PROBLEM STATEMENT: Write down each entry again, exactly as it reads.

EXERCISE DATA:
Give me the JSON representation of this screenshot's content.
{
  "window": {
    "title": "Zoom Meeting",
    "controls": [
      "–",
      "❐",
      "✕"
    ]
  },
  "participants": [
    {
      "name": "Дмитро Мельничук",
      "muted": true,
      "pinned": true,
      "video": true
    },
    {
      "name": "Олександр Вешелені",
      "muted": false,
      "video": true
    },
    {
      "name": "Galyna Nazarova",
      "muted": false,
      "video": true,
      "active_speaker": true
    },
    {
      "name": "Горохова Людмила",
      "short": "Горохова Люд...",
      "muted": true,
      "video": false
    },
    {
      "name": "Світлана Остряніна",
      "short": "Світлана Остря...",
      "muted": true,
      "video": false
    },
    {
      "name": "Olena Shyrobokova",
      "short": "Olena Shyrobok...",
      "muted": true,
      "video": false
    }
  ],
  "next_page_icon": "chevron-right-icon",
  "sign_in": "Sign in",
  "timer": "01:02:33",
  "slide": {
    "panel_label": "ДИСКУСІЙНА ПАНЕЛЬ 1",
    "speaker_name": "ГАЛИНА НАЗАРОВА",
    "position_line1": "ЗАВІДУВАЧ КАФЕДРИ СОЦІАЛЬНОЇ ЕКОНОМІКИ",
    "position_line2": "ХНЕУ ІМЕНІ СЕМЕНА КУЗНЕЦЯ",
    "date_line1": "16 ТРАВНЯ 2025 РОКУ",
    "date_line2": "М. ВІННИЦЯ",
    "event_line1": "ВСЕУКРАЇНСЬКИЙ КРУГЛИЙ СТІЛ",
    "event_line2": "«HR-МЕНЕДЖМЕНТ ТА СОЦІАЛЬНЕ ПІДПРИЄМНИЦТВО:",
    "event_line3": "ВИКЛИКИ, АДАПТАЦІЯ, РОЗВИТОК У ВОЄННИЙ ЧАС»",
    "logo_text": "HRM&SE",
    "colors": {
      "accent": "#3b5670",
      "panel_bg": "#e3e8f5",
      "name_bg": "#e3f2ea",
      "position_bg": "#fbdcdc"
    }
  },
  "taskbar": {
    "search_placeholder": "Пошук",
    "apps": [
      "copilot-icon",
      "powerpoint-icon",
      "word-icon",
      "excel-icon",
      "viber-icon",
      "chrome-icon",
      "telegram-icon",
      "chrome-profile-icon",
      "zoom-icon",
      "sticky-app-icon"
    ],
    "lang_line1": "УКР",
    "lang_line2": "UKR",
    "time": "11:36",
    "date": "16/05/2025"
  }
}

ANSWER IN FULL:
Give me the JSON representation of this screenshot's content.
{
  "window": {
    "title": "Zoom Meeting",
    "controls": [
      "–",
      "❐",
      "✕"
    ]
  },
  "participants": [
    {
      "name": "Дмитро Мельничук",
      "muted": true,
      "pinned": true,
      "video": true
    },
    {
      "name": "Олександр Вешелені",
      "muted": false,
      "video": true
    },
    {
      "name": "Galyna Nazarova",
      "muted": false,
      "video": true,
      "active_speaker": true
    },
    {
      "name": "Горохова Людмила",
      "short": "Горохова Люд...",
      "muted": true,
      "video": false
    },
    {
      "name": "Світлана Остряніна",
      "short": "Світлана Остря...",
      "muted": true,
      "video": false
    },
    {
      "name": "Olena Shyrobokova",
      "short": "Olena Shyrobok...",
      "muted": true,
      "video": false
    }
  ],
  "next_page_icon": "chevron-right-icon",
  "sign_in": "Sign in",
  "timer": "01:02:33",
  "slide": {
    "panel_label": "ДИСКУСІЙНА ПАНЕЛЬ 1",
    "speaker_name": "ГАЛИНА НАЗАРОВА",
    "position_line1": "ЗАВІДУВАЧ КАФЕДРИ СОЦІАЛЬНОЇ ЕКОНОМІКИ",
    "position_line2": "ХНЕУ ІМЕНІ СЕМЕНА КУЗНЕЦЯ",
    "date_line1": "16 ТРАВНЯ 2025 РОКУ",
    "date_line2": "М. ВІННИЦЯ",
    "event_line1": "ВСЕУКРАЇНСЬКИЙ КРУГЛИЙ СТІЛ",
    "event_line2": "«HR-МЕНЕДЖМЕНТ ТА СОЦІАЛЬНЕ ПІДПРИЄМНИЦТВО:",
    "event_line3": "ВИКЛИКИ, АДАПТАЦІЯ, РОЗВИТОК У ВОЄННИЙ ЧАС»",
    "logo_text": "HRM&SE",
    "colors": {
      "accent": "#3b5670",
      "panel_bg": "#e3e8f5",
      "name_bg": "#e3f2ea",
      "position_bg": "#fbdcdc"
    }
  },
  "taskbar": {
    "search_placeholder": "Пошук",
    "apps": [
      "copilot-icon",
      "powerpoint-icon",
      "word-icon",
      "excel-icon",
      "viber-icon",
      "chrome-icon",
      "telegram-icon",
      "chrome-profile-icon",
      "zoom-icon",
      "sticky-app-icon"
    ],
    "lang_line1": "УКР",
    "lang_line2": "UKR",
    "time": "11:36",
    "date": "16/05/2025"
  }
}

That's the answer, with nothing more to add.